• [BRIEF] Show every line of the records below that contains the word "Tether".

--- INPUT FOR THIS TASK ---

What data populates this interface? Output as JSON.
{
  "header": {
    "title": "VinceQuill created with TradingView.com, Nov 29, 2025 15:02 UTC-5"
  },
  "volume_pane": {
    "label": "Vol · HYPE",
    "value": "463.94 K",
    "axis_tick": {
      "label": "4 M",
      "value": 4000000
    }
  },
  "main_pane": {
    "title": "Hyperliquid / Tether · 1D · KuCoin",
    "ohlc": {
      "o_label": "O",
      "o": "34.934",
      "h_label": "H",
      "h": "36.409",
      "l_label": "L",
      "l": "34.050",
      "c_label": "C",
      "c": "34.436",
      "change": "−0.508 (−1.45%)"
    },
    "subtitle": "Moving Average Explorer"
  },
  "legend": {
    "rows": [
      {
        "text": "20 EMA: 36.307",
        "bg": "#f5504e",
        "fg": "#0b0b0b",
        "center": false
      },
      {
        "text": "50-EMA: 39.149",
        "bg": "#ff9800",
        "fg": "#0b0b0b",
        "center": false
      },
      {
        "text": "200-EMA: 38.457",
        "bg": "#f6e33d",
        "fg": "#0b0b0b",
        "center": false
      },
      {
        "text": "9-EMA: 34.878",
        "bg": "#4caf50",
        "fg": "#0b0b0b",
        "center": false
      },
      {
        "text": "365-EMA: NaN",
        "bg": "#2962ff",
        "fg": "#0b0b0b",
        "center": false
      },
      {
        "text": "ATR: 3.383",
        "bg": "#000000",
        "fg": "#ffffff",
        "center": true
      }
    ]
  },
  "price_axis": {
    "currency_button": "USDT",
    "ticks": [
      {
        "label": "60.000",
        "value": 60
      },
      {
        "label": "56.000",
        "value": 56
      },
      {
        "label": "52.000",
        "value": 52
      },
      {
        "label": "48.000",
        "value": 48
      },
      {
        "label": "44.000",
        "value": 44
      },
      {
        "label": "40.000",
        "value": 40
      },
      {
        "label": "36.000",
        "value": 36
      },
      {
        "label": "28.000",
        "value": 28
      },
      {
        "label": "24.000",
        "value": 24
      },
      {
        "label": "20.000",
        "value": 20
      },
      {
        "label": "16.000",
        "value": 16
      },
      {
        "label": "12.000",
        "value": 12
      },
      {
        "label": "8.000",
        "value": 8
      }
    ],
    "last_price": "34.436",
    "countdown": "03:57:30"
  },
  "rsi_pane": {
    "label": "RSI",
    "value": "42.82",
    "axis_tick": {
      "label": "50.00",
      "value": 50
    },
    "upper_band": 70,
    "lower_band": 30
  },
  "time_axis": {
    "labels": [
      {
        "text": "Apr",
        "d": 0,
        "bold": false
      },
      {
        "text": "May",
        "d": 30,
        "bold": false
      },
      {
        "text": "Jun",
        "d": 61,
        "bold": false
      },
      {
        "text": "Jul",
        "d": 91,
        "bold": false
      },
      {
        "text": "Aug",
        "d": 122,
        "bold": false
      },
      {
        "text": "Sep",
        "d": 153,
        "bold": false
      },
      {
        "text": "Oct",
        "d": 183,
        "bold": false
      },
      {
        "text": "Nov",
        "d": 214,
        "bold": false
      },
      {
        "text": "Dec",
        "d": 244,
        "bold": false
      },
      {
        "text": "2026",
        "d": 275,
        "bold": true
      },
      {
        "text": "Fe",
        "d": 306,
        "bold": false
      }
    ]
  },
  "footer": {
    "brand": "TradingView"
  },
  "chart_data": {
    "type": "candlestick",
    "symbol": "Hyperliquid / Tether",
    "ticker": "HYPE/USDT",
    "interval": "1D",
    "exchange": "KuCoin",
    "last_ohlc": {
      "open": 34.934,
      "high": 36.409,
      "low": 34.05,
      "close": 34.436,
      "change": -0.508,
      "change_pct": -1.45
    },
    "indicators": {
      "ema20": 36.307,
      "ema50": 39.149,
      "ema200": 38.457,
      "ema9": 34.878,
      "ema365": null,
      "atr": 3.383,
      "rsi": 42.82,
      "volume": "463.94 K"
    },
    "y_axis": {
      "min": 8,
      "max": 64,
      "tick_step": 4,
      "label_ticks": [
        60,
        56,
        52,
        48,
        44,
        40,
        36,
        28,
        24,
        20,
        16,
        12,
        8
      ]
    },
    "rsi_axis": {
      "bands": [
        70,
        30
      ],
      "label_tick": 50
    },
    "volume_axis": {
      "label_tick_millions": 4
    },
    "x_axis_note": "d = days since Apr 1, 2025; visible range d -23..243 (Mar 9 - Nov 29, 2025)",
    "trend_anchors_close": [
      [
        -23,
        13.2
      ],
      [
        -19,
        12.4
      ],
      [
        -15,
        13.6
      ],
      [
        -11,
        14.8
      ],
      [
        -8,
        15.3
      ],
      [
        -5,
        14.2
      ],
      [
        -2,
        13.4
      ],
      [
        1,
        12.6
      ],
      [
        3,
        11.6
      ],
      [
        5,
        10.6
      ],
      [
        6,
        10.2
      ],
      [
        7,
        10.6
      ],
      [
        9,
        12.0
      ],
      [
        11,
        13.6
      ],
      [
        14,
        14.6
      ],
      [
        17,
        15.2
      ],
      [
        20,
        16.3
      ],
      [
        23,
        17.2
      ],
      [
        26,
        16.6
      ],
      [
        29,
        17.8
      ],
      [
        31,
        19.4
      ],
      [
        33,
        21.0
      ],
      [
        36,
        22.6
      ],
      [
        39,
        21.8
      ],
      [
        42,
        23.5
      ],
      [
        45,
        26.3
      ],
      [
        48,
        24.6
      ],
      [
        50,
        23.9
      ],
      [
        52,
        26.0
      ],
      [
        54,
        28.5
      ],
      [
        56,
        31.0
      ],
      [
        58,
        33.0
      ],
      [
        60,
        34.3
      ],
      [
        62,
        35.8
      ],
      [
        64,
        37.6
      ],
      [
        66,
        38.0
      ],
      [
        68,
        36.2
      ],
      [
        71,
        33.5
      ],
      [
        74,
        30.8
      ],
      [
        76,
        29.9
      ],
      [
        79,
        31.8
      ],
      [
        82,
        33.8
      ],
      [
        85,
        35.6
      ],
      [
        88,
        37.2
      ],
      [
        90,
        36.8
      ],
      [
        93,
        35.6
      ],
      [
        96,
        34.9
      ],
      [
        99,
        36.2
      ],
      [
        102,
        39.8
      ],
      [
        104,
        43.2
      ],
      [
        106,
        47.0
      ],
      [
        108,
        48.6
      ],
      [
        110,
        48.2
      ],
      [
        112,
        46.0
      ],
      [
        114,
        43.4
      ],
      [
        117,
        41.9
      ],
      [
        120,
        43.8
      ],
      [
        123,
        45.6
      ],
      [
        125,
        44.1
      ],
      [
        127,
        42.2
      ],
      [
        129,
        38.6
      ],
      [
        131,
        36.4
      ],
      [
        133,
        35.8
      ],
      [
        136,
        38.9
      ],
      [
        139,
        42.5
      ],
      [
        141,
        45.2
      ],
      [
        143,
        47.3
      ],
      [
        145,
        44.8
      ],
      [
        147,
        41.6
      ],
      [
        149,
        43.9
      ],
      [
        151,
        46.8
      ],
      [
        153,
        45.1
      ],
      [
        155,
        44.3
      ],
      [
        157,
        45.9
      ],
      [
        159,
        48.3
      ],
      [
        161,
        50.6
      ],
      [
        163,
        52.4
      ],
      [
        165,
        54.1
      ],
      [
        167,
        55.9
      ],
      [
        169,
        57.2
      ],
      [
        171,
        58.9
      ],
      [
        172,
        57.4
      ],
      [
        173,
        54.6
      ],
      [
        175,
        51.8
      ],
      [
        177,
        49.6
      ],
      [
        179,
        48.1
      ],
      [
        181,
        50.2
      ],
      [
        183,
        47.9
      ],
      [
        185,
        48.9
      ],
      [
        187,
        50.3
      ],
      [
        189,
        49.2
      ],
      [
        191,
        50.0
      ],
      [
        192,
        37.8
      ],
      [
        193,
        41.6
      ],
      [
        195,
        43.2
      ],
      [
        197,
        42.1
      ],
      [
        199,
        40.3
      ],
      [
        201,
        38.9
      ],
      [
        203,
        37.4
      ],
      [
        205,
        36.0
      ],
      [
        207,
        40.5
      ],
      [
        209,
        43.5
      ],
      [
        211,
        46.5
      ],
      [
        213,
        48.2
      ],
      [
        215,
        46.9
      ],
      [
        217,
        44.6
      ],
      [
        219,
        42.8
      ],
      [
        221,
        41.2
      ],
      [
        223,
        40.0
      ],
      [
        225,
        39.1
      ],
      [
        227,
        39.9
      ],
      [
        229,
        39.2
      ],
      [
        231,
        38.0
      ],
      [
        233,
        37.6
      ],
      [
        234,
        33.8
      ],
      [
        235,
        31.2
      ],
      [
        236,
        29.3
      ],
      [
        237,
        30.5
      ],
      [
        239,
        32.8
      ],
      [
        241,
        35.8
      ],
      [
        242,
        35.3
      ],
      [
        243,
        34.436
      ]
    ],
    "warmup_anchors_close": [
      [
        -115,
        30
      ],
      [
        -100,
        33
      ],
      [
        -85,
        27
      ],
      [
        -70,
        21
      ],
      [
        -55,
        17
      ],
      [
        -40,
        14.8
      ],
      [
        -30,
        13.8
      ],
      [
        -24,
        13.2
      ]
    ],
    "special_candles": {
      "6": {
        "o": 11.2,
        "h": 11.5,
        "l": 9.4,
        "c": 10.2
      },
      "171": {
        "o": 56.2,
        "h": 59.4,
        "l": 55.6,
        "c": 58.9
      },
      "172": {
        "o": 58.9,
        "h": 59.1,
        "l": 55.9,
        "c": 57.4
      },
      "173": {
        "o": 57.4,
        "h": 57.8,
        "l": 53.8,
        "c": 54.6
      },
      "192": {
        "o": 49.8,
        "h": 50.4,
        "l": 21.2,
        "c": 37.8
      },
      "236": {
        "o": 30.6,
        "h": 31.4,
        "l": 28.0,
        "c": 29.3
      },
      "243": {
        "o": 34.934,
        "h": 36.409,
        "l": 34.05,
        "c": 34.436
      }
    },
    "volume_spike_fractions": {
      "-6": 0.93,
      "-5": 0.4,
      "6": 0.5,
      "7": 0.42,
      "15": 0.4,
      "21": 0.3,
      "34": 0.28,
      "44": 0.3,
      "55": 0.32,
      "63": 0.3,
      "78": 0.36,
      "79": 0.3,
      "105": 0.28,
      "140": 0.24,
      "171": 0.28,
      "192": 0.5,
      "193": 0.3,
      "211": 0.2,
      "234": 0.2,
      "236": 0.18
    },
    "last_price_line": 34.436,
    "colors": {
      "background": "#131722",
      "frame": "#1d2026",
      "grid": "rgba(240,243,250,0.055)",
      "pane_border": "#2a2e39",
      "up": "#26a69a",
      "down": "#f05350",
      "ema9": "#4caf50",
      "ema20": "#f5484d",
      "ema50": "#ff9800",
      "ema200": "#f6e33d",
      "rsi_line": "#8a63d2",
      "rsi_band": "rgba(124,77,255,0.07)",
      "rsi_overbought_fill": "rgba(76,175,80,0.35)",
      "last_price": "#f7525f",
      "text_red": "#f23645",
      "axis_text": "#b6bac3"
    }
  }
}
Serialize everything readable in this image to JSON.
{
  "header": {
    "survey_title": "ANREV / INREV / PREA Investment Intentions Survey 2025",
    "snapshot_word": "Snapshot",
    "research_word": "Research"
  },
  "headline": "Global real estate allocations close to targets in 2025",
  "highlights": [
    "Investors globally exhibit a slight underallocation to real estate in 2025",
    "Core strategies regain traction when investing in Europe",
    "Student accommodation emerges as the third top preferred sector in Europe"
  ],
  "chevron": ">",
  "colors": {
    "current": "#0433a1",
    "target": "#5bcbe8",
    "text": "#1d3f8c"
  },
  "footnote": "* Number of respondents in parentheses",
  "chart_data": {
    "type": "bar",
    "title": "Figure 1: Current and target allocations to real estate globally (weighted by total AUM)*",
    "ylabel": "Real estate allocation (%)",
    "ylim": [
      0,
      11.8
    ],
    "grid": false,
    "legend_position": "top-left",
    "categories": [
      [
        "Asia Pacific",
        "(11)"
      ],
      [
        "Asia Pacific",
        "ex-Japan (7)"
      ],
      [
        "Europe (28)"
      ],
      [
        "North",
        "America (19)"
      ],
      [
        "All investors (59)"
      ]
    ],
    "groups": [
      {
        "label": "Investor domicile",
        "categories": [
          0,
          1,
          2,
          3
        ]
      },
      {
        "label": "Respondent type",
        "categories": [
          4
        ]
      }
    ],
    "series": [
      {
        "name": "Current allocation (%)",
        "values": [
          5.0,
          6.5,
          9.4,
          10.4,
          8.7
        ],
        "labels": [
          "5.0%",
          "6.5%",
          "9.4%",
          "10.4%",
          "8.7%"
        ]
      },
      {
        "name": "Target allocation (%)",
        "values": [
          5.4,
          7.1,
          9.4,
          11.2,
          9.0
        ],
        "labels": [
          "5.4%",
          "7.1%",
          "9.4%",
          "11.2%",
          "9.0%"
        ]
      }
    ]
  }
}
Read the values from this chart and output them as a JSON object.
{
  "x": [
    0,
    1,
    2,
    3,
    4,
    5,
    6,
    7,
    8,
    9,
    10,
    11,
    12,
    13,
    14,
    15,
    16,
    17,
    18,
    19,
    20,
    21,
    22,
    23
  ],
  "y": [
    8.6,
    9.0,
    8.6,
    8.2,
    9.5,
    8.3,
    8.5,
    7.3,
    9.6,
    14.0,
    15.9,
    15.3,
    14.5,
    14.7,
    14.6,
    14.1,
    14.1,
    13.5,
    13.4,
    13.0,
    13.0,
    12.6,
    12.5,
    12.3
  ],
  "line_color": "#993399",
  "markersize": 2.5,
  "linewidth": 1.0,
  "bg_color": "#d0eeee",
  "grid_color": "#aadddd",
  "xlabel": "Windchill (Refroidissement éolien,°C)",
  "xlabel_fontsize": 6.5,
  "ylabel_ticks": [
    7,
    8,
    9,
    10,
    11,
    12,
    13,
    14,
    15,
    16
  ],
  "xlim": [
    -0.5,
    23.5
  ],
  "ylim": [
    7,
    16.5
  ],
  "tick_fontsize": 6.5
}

---

• [RESPONSE]
    "title": "Hyperliquid / Tether · 1D · KuCoin",
    "symbol": "Hyperliquid / Tether",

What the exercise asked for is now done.